#### WRITTEN TASK
Below are some records; give them all again exactly, but not the pictures.

>> start MATERIAL SHOWN

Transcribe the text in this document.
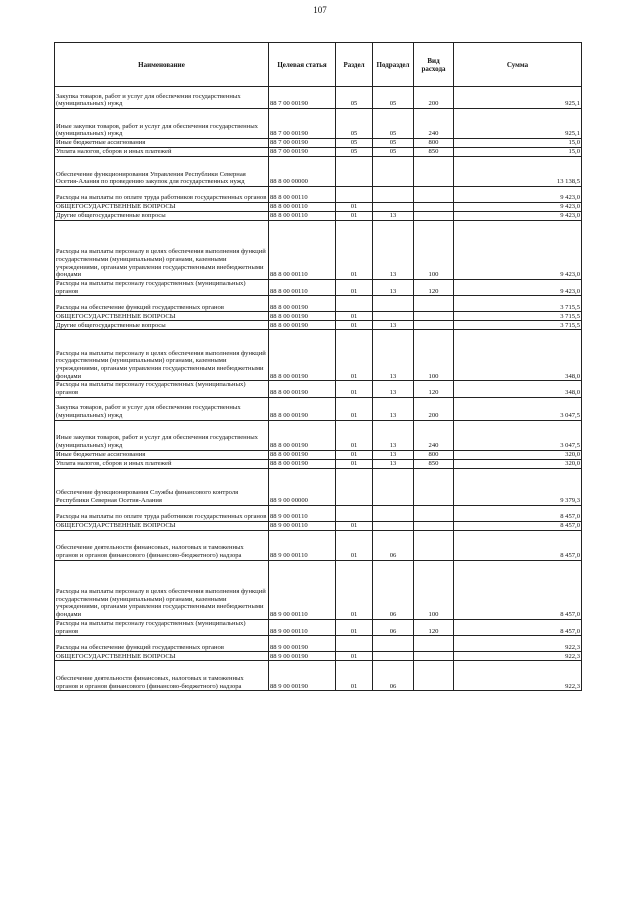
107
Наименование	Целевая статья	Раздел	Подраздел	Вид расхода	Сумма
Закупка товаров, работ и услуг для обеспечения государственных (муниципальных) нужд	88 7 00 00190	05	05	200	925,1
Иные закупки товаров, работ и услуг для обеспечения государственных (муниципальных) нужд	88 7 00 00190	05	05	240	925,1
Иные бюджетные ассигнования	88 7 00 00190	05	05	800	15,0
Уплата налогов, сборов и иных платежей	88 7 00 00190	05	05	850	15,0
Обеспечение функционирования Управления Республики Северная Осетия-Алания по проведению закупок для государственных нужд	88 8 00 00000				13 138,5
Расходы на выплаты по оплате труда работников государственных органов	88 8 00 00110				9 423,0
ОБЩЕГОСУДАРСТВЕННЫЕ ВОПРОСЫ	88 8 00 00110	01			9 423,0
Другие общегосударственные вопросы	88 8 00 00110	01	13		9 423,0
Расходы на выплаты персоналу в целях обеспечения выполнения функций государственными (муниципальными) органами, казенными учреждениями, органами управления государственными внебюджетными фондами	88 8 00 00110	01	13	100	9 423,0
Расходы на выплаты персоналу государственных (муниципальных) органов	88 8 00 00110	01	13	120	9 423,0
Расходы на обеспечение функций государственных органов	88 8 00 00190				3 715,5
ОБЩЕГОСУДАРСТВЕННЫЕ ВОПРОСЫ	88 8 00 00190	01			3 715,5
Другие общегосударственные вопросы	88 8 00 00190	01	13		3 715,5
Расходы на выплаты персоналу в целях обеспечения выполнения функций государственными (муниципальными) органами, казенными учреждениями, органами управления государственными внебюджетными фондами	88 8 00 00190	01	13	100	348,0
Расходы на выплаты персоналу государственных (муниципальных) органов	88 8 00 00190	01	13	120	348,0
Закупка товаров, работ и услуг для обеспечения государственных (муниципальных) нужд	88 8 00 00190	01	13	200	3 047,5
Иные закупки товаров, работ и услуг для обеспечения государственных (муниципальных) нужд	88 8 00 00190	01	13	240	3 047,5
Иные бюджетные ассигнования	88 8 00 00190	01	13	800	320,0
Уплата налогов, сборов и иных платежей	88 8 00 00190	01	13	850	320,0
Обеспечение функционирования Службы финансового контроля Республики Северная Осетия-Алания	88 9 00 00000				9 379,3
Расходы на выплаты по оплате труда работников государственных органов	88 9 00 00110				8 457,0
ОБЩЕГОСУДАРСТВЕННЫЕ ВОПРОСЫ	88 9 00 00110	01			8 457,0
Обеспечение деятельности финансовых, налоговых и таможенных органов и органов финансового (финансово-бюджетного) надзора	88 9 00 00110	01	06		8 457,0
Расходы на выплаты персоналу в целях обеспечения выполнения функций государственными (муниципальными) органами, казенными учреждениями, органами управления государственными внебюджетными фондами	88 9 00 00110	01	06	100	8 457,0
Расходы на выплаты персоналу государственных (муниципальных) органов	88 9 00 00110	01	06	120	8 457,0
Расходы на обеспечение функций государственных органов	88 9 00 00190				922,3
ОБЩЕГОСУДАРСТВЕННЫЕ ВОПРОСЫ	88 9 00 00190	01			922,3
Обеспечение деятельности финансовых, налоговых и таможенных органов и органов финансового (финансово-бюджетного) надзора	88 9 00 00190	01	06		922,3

>> end MATERIAL SHOWN

#### ANSWER FOR THE TASK
Transcribe the text in this document.
107
Наименование	Целевая статья	Раздел	Подраздел	Вид расхода	Сумма
Закупка товаров, работ и услуг для обеспечения государственных (муниципальных) нужд	88 7 00 00190	05	05	200	925,1
Иные закупки товаров, работ и услуг для обеспечения государственных (муниципальных) нужд	88 7 00 00190	05	05	240	925,1
Иные бюджетные ассигнования	88 7 00 00190	05	05	800	15,0
Уплата налогов, сборов и иных платежей	88 7 00 00190	05	05	850	15,0
Обеспечение функционирования Управления Республики Северная Осетия-Алания по проведению закупок для государственных нужд	88 8 00 00000				13 138,5
Расходы на выплаты по оплате труда работников государственных органов	88 8 00 00110				9 423,0
ОБЩЕГОСУДАРСТВЕННЫЕ ВОПРОСЫ	88 8 00 00110	01			9 423,0
Другие общегосударственные вопросы	88 8 00 00110	01	13		9 423,0
Расходы на выплаты персоналу в целях обеспечения выполнения функций государственными (муниципальными) органами, казенными учреждениями, органами управления государственными внебюджетными фондами	88 8 00 00110	01	13	100	9 423,0
Расходы на выплаты персоналу государственных (муниципальных) органов	88 8 00 00110	01	13	120	9 423,0
Расходы на обеспечение функций государственных органов	88 8 00 00190				3 715,5
ОБЩЕГОСУДАРСТВЕННЫЕ ВОПРОСЫ	88 8 00 00190	01			3 715,5
Другие общегосударственные вопросы	88 8 00 00190	01	13		3 715,5
Расходы на выплаты персоналу в целях обеспечения выполнения функций государственными (муниципальными) органами, казенными учреждениями, органами управления государственными внебюджетными фондами	88 8 00 00190	01	13	100	348,0
Расходы на выплаты персоналу государственных (муниципальных) органов	88 8 00 00190	01	13	120	348,0
Закупка товаров, работ и услуг для обеспечения государственных (муниципальных) нужд	88 8 00 00190	01	13	200	3 047,5
Иные закупки товаров, работ и услуг для обеспечения государственных (муниципальных) нужд	88 8 00 00190	01	13	240	3 047,5
Иные бюджетные ассигнования	88 8 00 00190	01	13	800	320,0
Уплата налогов, сборов и иных платежей	88 8 00 00190	01	13	850	320,0
Обеспечение функционирования Службы финансового контроля Республики Северная Осетия-Алания	88 9 00 00000				9 379,3
Расходы на выплаты по оплате труда работников государственных органов	88 9 00 00110				8 457,0
ОБЩЕГОСУДАРСТВЕННЫЕ ВОПРОСЫ	88 9 00 00110	01			8 457,0
Обеспечение деятельности финансовых, налоговых и таможенных органов и органов финансового (финансово-бюджетного) надзора	88 9 00 00110	01	06		8 457,0
Расходы на выплаты персоналу в целях обеспечения выполнения функций государственными (муниципальными) органами, казенными учреждениями, органами управления государственными внебюджетными фондами	88 9 00 00110	01	06	100	8 457,0
Расходы на выплаты персоналу государственных (муниципальных) органов	88 9 00 00110	01	06	120	8 457,0
Расходы на обеспечение функций государственных органов	88 9 00 00190				922,3
ОБЩЕГОСУДАРСТВЕННЫЕ ВОПРОСЫ	88 9 00 00190	01			922,3
Обеспечение деятельности финансовых, налоговых и таможенных органов и органов финансового (финансово-бюджетного) надзора	88 9 00 00190	01	06		922,3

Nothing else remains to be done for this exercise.